**EXERCISE AIM**
Copy out every record below with complete accuracy.

*-*-*

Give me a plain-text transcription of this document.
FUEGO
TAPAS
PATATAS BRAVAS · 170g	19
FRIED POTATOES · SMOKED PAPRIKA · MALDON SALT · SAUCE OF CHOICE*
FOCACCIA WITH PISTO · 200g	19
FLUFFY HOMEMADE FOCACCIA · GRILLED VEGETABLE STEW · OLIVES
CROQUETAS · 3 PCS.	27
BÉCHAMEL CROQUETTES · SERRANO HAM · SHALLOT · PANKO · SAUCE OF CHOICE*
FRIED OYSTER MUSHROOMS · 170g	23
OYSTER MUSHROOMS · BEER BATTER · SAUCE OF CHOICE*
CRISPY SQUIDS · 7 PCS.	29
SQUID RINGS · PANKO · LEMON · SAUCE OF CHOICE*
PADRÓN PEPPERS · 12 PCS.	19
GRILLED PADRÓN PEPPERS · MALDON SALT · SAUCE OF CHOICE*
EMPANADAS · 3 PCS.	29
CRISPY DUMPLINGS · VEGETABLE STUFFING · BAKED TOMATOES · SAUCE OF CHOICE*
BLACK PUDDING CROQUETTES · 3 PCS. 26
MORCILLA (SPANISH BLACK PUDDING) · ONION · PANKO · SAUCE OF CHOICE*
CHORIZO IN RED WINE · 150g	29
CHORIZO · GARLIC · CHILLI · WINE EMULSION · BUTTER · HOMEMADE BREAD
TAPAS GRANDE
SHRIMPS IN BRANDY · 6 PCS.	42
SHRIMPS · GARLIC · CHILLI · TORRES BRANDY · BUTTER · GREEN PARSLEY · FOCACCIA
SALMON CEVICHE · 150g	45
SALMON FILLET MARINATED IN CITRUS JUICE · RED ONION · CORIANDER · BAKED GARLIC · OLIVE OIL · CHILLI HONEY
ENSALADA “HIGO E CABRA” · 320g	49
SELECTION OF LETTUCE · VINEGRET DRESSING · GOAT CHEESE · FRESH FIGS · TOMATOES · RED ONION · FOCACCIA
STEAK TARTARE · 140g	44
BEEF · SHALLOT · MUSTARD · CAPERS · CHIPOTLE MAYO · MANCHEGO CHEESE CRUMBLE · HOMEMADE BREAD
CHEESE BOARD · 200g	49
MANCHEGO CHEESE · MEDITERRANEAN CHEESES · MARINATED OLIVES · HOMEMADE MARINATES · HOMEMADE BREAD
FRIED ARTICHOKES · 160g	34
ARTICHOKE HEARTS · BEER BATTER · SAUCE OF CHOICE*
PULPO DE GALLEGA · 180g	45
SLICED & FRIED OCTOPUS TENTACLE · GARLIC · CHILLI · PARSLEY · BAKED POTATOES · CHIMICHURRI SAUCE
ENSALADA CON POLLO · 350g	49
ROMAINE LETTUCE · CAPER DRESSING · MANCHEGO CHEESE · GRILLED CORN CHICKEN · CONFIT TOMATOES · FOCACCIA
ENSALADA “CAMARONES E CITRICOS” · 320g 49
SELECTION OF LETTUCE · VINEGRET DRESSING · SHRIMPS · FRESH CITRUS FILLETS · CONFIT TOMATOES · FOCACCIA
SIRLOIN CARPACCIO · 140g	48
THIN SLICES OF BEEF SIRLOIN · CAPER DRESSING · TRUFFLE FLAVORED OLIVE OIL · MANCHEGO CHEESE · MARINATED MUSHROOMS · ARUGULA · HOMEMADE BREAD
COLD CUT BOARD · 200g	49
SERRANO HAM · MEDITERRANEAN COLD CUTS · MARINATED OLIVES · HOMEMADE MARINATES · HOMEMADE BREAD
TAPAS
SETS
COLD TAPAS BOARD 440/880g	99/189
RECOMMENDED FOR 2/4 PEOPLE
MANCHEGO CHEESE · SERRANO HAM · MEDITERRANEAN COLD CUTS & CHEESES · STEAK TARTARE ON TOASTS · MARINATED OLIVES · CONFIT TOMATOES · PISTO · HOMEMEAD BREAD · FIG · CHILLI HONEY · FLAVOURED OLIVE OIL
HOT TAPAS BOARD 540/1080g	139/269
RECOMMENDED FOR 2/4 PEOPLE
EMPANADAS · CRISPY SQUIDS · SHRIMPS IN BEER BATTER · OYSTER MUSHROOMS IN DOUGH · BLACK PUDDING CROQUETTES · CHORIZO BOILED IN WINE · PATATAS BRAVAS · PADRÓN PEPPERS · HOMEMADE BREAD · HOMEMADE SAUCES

*-*-*

**RESULT OF THIS TASK**
Give me a plain-text transcription of this document.
FUEGO
TAPAS
PATATAS BRAVAS · 170g	19
FRIED POTATOES · SMOKED PAPRIKA · MALDON SALT · SAUCE OF CHOICE*
FOCACCIA WITH PISTO · 200g	19
FLUFFY HOMEMADE FOCACCIA · GRILLED VEGETABLE STEW · OLIVES
CROQUETAS · 3 PCS.	27
BÉCHAMEL CROQUETTES · SERRANO HAM · SHALLOT · PANKO · SAUCE OF CHOICE*
FRIED OYSTER MUSHROOMS · 170g	23
OYSTER MUSHROOMS · BEER BATTER · SAUCE OF CHOICE*
CRISPY SQUIDS · 7 PCS.	29
SQUID RINGS · PANKO · LEMON · SAUCE OF CHOICE*
PADRÓN PEPPERS · 12 PCS.	19
GRILLED PADRÓN PEPPERS · MALDON SALT · SAUCE OF CHOICE*
EMPANADAS · 3 PCS.	29
CRISPY DUMPLINGS · VEGETABLE STUFFING · BAKED TOMATOES · SAUCE OF CHOICE*
BLACK PUDDING CROQUETTES · 3 PCS. 26
MORCILLA (SPANISH BLACK PUDDING) · ONION · PANKO · SAUCE OF CHOICE*
CHORIZO IN RED WINE · 150g	29
CHORIZO · GARLIC · CHILLI · WINE EMULSION · BUTTER · HOMEMADE BREAD
TAPAS GRANDE
SHRIMPS IN BRANDY · 6 PCS.	42
SHRIMPS · GARLIC · CHILLI · TORRES BRANDY · BUTTER · GREEN PARSLEY · FOCACCIA
SALMON CEVICHE · 150g	45
SALMON FILLET MARINATED IN CITRUS JUICE · RED ONION · CORIANDER · BAKED GARLIC · OLIVE OIL · CHILLI HONEY
ENSALADA “HIGO E CABRA” · 320g	49
SELECTION OF LETTUCE · VINEGRET DRESSING · GOAT CHEESE · FRESH FIGS · TOMATOES · RED ONION · FOCACCIA
STEAK TARTARE · 140g	44
BEEF · SHALLOT · MUSTARD · CAPERS · CHIPOTLE MAYO · MANCHEGO CHEESE CRUMBLE · HOMEMADE BREAD
CHEESE BOARD · 200g	49
MANCHEGO CHEESE · MEDITERRANEAN CHEESES · MARINATED OLIVES · HOMEMADE MARINATES · HOMEMADE BREAD
FRIED ARTICHOKES · 160g	34
ARTICHOKE HEARTS · BEER BATTER · SAUCE OF CHOICE*
PULPO DE GALLEGA · 180g	45
SLICED & FRIED OCTOPUS TENTACLE · GARLIC · CHILLI · PARSLEY · BAKED POTATOES · CHIMICHURRI SAUCE
ENSALADA CON POLLO · 350g	49
ROMAINE LETTUCE · CAPER DRESSING · MANCHEGO CHEESE · GRILLED CORN CHICKEN · CONFIT TOMATOES · FOCACCIA
ENSALADA “CAMARONES E CITRICOS” · 320g 49
SELECTION OF LETTUCE · VINEGRET DRESSING · SHRIMPS · FRESH CITRUS FILLETS · CONFIT TOMATOES · FOCACCIA
SIRLOIN CARPACCIO · 140g	48
THIN SLICES OF BEEF SIRLOIN · CAPER DRESSING · TRUFFLE FLAVORED OLIVE OIL · MANCHEGO CHEESE · MARINATED MUSHROOMS · ARUGULA · HOMEMADE BREAD
COLD CUT BOARD · 200g	49
SERRANO HAM · MEDITERRANEAN COLD CUTS · MARINATED OLIVES · HOMEMADE MARINATES · HOMEMADE BREAD
TAPAS
SETS
COLD TAPAS BOARD 440/880g	99/189
RECOMMENDED FOR 2/4 PEOPLE
MANCHEGO CHEESE · SERRANO HAM · MEDITERRANEAN COLD CUTS & CHEESES · STEAK TARTARE ON TOASTS · MARINATED OLIVES · CONFIT TOMATOES · PISTO · HOMEMEAD BREAD · FIG · CHILLI HONEY · FLAVOURED OLIVE OIL
HOT TAPAS BOARD 540/1080g	139/269
RECOMMENDED FOR 2/4 PEOPLE
EMPANADAS · CRISPY SQUIDS · SHRIMPS IN BEER BATTER · OYSTER MUSHROOMS IN DOUGH · BLACK PUDDING CROQUETTES · CHORIZO BOILED IN WINE · PATATAS BRAVAS · PADRÓN PEPPERS · HOMEMADE BREAD · HOMEMADE SAUCES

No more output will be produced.